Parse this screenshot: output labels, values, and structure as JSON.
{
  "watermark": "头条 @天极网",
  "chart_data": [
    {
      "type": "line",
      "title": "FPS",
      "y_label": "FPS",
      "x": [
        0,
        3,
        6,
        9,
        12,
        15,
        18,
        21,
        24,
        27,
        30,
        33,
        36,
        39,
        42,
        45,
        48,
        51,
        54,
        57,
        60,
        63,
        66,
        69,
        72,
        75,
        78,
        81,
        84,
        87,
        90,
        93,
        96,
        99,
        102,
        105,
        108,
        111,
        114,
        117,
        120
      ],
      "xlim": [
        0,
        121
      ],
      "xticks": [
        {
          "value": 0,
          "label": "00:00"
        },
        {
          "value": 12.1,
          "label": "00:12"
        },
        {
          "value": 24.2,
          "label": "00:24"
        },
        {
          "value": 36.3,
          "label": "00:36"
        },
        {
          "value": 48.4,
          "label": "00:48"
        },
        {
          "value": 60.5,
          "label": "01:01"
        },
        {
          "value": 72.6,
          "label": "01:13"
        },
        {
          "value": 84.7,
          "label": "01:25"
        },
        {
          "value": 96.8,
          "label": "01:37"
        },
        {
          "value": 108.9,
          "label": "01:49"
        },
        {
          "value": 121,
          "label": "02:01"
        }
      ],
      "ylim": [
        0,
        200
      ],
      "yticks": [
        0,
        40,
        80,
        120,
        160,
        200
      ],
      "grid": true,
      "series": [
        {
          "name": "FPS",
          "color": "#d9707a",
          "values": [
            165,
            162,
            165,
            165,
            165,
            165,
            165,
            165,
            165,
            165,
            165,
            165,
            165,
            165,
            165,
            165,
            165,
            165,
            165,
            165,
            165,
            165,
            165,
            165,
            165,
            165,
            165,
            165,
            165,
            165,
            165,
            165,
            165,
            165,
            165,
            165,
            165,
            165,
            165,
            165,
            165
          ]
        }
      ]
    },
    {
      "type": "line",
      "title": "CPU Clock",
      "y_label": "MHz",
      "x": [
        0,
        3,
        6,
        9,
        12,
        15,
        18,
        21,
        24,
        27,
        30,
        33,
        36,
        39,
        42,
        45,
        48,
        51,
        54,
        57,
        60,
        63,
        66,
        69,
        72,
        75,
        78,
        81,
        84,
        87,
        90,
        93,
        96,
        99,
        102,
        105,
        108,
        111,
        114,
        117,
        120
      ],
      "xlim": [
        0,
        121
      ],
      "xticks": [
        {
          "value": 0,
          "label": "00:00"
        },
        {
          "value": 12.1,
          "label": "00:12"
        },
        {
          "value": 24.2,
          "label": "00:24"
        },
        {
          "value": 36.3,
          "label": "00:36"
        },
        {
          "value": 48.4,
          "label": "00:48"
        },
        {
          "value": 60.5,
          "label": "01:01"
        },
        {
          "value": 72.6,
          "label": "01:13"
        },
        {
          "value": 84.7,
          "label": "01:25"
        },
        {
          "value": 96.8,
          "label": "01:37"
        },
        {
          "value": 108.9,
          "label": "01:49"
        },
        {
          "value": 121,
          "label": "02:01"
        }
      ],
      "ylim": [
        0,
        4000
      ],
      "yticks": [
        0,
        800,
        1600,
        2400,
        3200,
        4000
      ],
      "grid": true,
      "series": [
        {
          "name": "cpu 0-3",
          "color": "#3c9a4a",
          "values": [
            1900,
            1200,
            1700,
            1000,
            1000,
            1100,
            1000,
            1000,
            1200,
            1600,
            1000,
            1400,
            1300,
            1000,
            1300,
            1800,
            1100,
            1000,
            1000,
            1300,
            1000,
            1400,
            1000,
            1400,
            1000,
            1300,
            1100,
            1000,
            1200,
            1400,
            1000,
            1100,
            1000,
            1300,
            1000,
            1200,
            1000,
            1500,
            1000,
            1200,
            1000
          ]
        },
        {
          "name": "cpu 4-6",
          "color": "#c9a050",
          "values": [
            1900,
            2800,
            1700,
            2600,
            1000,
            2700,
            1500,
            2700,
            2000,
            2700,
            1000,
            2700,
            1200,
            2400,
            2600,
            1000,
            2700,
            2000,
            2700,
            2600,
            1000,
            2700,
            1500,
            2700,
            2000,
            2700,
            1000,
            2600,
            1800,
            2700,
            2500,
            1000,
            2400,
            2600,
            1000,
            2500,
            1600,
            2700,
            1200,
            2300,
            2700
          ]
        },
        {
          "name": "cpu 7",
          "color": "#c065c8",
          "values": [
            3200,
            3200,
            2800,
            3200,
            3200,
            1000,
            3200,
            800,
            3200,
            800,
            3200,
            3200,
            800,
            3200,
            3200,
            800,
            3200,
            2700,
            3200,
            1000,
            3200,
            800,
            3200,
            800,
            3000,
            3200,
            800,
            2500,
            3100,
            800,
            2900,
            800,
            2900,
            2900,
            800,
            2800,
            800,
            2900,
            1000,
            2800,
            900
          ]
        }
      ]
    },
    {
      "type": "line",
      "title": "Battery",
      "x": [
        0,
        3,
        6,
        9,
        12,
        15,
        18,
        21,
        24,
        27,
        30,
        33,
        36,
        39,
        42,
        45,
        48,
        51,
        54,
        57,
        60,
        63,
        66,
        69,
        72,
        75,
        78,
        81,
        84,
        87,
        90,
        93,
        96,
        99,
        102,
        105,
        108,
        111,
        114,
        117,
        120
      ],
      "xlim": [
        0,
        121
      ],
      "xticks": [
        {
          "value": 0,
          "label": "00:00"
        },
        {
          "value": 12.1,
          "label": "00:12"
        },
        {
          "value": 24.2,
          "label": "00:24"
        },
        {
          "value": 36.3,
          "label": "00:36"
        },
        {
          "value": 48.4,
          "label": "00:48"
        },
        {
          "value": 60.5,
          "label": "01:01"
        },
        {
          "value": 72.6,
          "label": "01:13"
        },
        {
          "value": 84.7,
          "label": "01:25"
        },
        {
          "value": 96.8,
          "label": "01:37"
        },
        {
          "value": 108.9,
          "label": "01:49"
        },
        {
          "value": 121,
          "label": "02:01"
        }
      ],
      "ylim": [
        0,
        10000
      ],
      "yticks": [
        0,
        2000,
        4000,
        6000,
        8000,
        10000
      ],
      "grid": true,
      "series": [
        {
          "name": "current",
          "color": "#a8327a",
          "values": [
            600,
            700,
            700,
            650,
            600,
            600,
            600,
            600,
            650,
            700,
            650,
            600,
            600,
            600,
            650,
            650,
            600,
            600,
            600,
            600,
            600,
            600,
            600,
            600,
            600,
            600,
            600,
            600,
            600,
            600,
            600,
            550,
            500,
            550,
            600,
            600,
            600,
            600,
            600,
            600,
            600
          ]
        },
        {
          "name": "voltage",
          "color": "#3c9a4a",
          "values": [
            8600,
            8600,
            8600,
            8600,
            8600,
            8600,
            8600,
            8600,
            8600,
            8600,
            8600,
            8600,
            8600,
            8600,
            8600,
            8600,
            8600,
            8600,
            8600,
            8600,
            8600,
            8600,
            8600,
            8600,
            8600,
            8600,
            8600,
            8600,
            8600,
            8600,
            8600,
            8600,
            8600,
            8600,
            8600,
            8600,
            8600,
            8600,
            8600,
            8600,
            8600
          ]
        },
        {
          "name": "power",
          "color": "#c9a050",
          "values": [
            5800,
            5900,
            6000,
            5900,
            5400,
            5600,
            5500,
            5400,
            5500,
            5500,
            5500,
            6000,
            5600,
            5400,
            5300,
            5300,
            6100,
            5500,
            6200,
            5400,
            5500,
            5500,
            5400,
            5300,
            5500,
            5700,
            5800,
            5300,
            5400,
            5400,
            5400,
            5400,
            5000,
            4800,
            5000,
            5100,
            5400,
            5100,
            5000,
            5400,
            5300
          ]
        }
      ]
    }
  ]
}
★ ★ ★ ★ ★
SHORT EXERCISE> State only the count of lines above that hold the string "name".

EXERCISE SOLUTION> 7